## TASK DESCRIPTION
Find the lines with "color" in them and copy them out.

## Source data
Start

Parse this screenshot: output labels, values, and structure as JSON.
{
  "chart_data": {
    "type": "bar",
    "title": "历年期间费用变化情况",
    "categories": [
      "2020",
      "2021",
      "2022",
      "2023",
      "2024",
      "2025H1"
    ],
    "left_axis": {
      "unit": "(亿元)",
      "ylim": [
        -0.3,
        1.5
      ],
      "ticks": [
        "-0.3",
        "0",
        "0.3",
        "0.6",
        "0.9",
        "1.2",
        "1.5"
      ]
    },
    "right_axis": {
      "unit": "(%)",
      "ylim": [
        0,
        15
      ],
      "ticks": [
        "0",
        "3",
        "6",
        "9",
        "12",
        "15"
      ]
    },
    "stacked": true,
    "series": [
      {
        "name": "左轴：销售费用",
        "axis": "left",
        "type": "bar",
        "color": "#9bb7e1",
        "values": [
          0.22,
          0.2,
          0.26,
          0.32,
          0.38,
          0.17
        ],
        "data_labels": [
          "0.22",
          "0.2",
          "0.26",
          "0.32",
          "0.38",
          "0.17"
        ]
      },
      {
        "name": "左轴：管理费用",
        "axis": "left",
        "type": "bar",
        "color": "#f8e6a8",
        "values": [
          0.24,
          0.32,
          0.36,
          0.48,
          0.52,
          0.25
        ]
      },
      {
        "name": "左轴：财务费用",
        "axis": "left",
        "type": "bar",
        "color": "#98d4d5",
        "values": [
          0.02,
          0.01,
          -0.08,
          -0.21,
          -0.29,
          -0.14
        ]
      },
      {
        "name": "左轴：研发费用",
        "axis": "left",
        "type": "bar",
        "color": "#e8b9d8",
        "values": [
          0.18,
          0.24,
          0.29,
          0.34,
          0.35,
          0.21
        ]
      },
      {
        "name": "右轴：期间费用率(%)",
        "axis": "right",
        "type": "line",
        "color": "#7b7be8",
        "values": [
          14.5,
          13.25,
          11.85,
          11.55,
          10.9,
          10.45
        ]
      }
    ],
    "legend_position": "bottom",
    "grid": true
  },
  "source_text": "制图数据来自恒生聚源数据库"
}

End

## FINAL RESULT
        "color": "#9bb7e1",
        "color": "#f8e6a8",
        "color": "#98d4d5",
        "color": "#e8b9d8",
        "color": "#7b7be8",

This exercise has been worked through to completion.